- **SUPPLIED DATA**:
····················

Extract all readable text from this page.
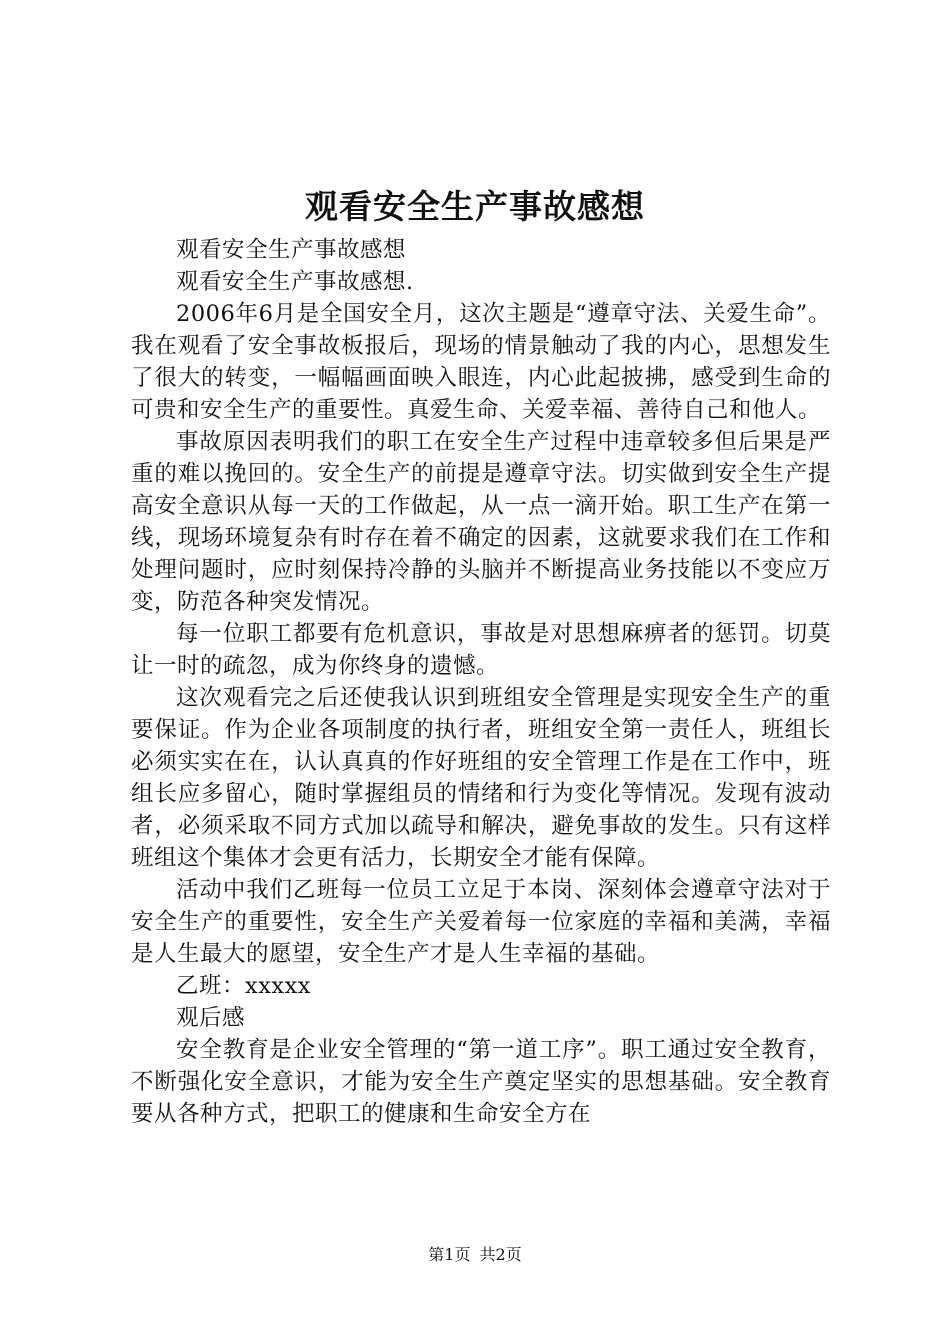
观看安全生产事故感想

观看安全生产事故感想

观看安全生产事故感想.

2006年6月是全国安全月，这次主题是“遵章守法、关爱生命”。我在观看了安全事故板报后，现场的情景触动了我的内心，思想发生了很大的转变，一幅幅画面映入眼连，内心此起披拂，感受到生命的可贵和安全生产的重要性。真爱生命、关爱幸福、善待自己和他人。

事故原因表明我们的职工在安全生产过程中违章较多但后果是严重的难以挽回的。安全生产的前提是遵章守法。切实做到安全生产提高安全意识从每一天的工作做起，从一点一滴开始。职工生产在第一线，现场环境复杂有时存在着不确定的因素，这就要求我们在工作和处理问题时，应时刻保持冷静的头脑并不断提高业务技能以不变应万变，防范各种突发情况。

每一位职工都要有危机意识，事故是对思想麻痹者的惩罚。切莫让一时的疏忽，成为你终身的遗憾。

这次观看完之后还使我认识到班组安全管理是实现安全生产的重要保证。作为企业各项制度的执行者，班组安全第一责任人，班组长必须实实在在，认认真真的作好班组的安全管理工作是在工作中，班组长应多留心，随时掌握组员的情绪和行为变化等情况。发现有波动者，必须采取不同方式加以疏导和解决，避免事故的发生。只有这样班组这个集体才会更有活力，长期安全才能有保障。

活动中我们乙班每一位员工立足于本岗、深刻体会遵章守法对于安全生产的重要性，安全生产关爱着每一位家庭的幸福和美满，幸福是人生最大的愿望，安全生产才是人生幸福的基础。

乙班：xxxxx

观后感

安全教育是企业安全管理的“第一道工序”。职工通过安全教育，不断强化安全意识，才能为安全生产奠定坚实的思想基础。安全教育要从各种方式，把职工的健康和生命安全方在

第1页 共2页
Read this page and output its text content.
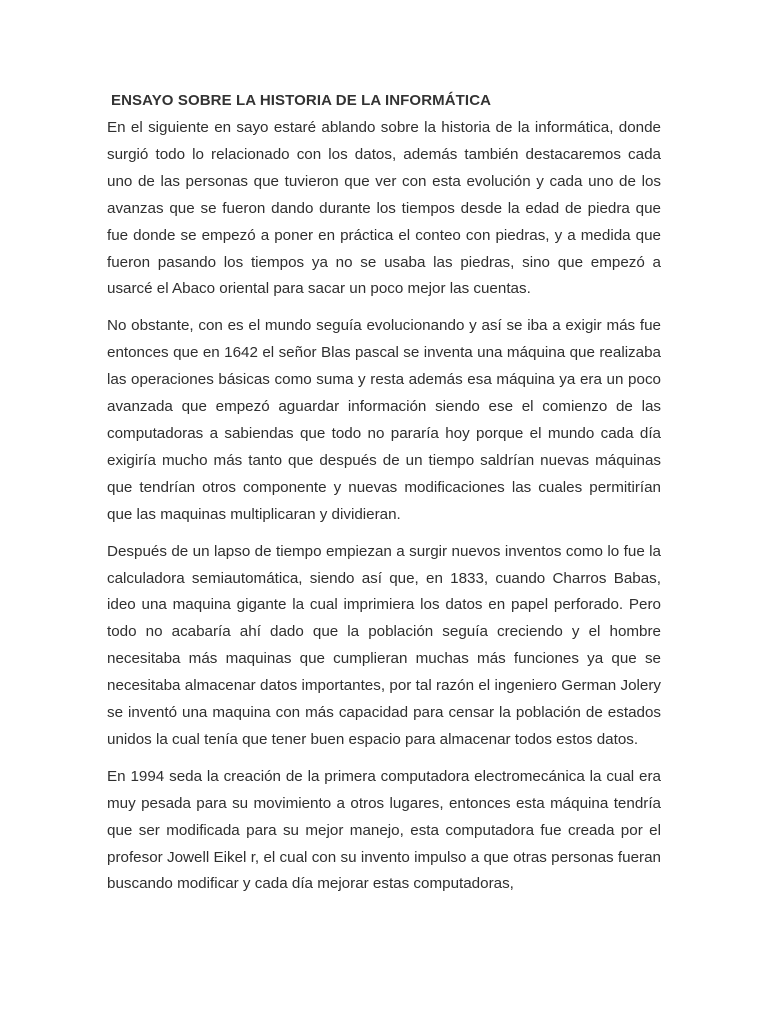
ENSAYO SOBRE LA HISTORIA DE LA INFORMÁTICA

En el siguiente en sayo estaré ablando sobre la historia de la informática, donde surgió todo lo relacionado con los datos, además también destacaremos cada uno de las personas que tuvieron que ver con esta evolución y cada uno de los avanzas que se fueron dando durante los tiempos desde la edad de piedra que fue donde se empezó a poner en práctica el conteo con piedras, y a medida que fueron pasando los tiempos ya no se usaba las piedras, sino que empezó a usarcé el Abaco oriental para sacar un poco mejor las cuentas.

No obstante, con es el mundo seguía evolucionando y así se iba a exigir más fue entonces que en 1642 el señor Blas pascal se inventa una máquina que realizaba las operaciones básicas como suma y resta además esa máquina ya era un poco avanzada que empezó aguardar información siendo ese el comienzo de las computadoras a sabiendas que todo no pararía hoy porque el mundo cada día exigiría mucho más tanto que después de un tiempo saldrían nuevas máquinas que tendrían otros componente y nuevas modificaciones las cuales permitirían que las maquinas multiplicaran y dividieran.

Después de un lapso de tiempo empiezan a surgir nuevos inventos como lo fue la calculadora semiautomática, siendo así que, en 1833, cuando Charros Babas, ideo una maquina gigante la cual imprimiera los datos en papel perforado. Pero todo no acabaría ahí dado que la población seguía creciendo y el hombre necesitaba más maquinas que cumplieran muchas más funciones ya que se necesitaba almacenar datos importantes, por tal razón el ingeniero German Jolery se inventó una maquina con más capacidad para censar la población de estados unidos la cual tenía que tener buen espacio para almacenar todos estos datos.

En 1994 seda la creación de la primera computadora electromecánica la cual era muy pesada para su movimiento a otros lugares, entonces esta máquina tendría que ser modificada para su mejor manejo, esta computadora fue creada por el profesor Jowell Eikel r, el cual con su invento impulso a que otras personas fueran buscando modificar y cada día mejorar estas computadoras,
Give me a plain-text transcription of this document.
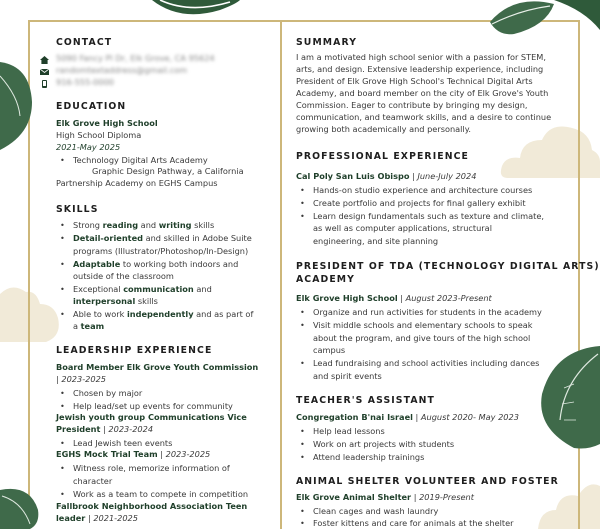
CONTACT
5090 Fancy Pl Dr, Elk Grove, CA 95624
randomtextaddress@gmail.com
916-555-0000
EDUCATION
Elk Grove High School
High School Diploma
2021-May 2025
• Technology Digital Arts Academy
Graphic Design Pathway, a California
Partnership Academy on EGHS Campus
SKILLS
• Strong reading and writing skills
• Detail-oriented and skilled in Adobe Suite
programs (Illustrator/Photoshop/In-Design)
• Adaptable to working both indoors and
outside of the classroom
• Exceptional communication and
interpersonal skills
• Able to work independently and as part of
a team
LEADERSHIP EXPERIENCE
Board Member Elk Grove Youth Commission
| 2023-2025
• Chosen by major
• Help lead/set up events for community
Jewish youth group Communications Vice
President | 2023-2024
• Lead Jewish teen events
EGHS Mock Trial Team | 2023-2025
• Witness role, memorize information of
character
• Work as a team to compete in competition
Fallbrook Neighborhood Association Teen
leader | 2021-2025
SUMMARY
I am a motivated high school senior with a passion for STEM,
arts, and design. Extensive leadership experience, including
President of Elk Grove High School's Technical Digital Arts
Academy, and board member on the city of Elk Grove's Youth
Commission. Eager to contribute by bringing my design,
communication, and teamwork skills, and a desire to continue
growing both academically and personally.
PROFESSIONAL EXPERIENCE
Cal Poly San Luis Obispo | June-July 2024
• Hands-on studio experience and architecture courses
• Create portfolio and projects for final gallery exhibit
• Learn design fundamentals such as texture and climate,
as well as computer applications, structural
engineering, and site planning
PRESIDENT OF TDA (TECHNOLOGY DIGITAL ARTS)
ACADEMY
Elk Grove High School | August 2023-Present
• Organize and run activities for students in the academy
• Visit middle schools and elementary schools to speak
about the program, and give tours of the high school
campus
• Lead fundraising and school activities including dances
and spirit events
TEACHER'S ASSISTANT
Congregation B'nai Israel | August 2020- May 2023
• Help lead lessons
• Work on art projects with students
• Attend leadership trainings
ANIMAL SHELTER VOLUNTEER AND FOSTER
Elk Grove Animal Shelter | 2019-Present
• Clean cages and wash laundry
• Foster kittens and care for animals at the shelter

····················

- **TASK PROMPT**: Copy each line that holds the word "Commission".

- **WRITTEN RESPONSE**:
Board Member Elk Grove Youth Commission
Commission. Eager to contribute by bringing my design,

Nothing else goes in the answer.